• **YOUR GOAL**
Locate and copy each line in the data that contains the word "icon".

• **DATA FOR THE TASK**
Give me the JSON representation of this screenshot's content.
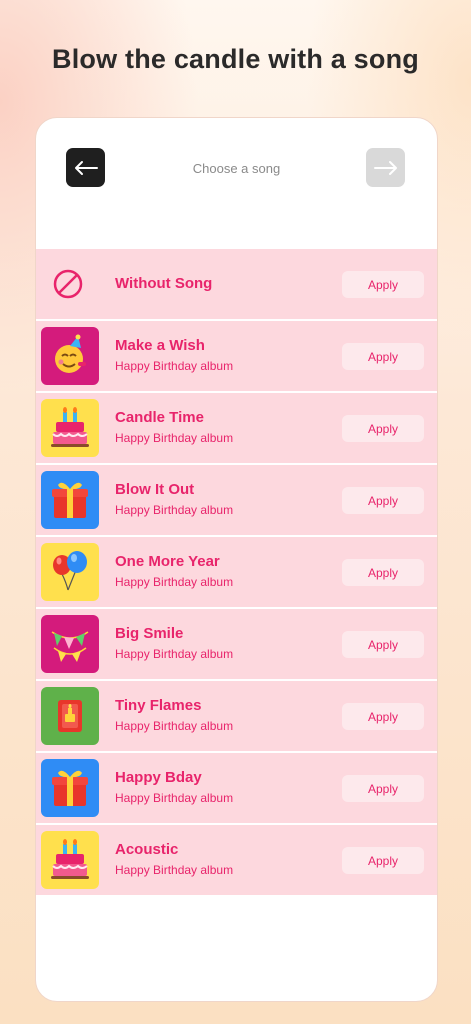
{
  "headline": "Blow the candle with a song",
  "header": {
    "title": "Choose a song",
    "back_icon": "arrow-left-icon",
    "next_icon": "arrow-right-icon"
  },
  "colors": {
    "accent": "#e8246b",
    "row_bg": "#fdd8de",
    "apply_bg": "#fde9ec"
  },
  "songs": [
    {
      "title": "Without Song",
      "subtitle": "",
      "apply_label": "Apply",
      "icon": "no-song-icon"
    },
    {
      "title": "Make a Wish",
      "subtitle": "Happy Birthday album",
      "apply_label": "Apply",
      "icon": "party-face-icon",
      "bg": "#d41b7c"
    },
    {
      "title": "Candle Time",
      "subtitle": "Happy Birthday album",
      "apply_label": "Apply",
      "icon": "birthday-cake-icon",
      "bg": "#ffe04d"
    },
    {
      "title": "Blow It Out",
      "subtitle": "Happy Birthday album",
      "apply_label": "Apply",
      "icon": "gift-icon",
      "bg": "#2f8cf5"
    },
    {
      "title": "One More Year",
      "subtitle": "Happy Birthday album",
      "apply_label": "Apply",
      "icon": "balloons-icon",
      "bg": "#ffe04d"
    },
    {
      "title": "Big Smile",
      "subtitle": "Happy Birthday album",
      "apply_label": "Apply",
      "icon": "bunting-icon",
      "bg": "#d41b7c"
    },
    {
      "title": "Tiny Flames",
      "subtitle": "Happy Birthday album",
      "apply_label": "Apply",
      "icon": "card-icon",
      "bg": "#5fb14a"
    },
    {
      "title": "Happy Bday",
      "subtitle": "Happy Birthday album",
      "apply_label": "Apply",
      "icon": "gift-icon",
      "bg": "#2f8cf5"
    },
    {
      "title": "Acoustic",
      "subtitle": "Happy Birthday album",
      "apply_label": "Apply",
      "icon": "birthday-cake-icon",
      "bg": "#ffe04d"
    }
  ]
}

• **REPLY**
    "back_icon": "arrow-left-icon",
    "next_icon": "arrow-right-icon"
      "icon": "no-song-icon"
      "icon": "party-face-icon",
      "icon": "birthday-cake-icon",
      "icon": "gift-icon",
      "icon": "balloons-icon",
      "icon": "bunting-icon",
      "icon": "card-icon",
      "icon": "gift-icon",
      "icon": "birthday-cake-icon",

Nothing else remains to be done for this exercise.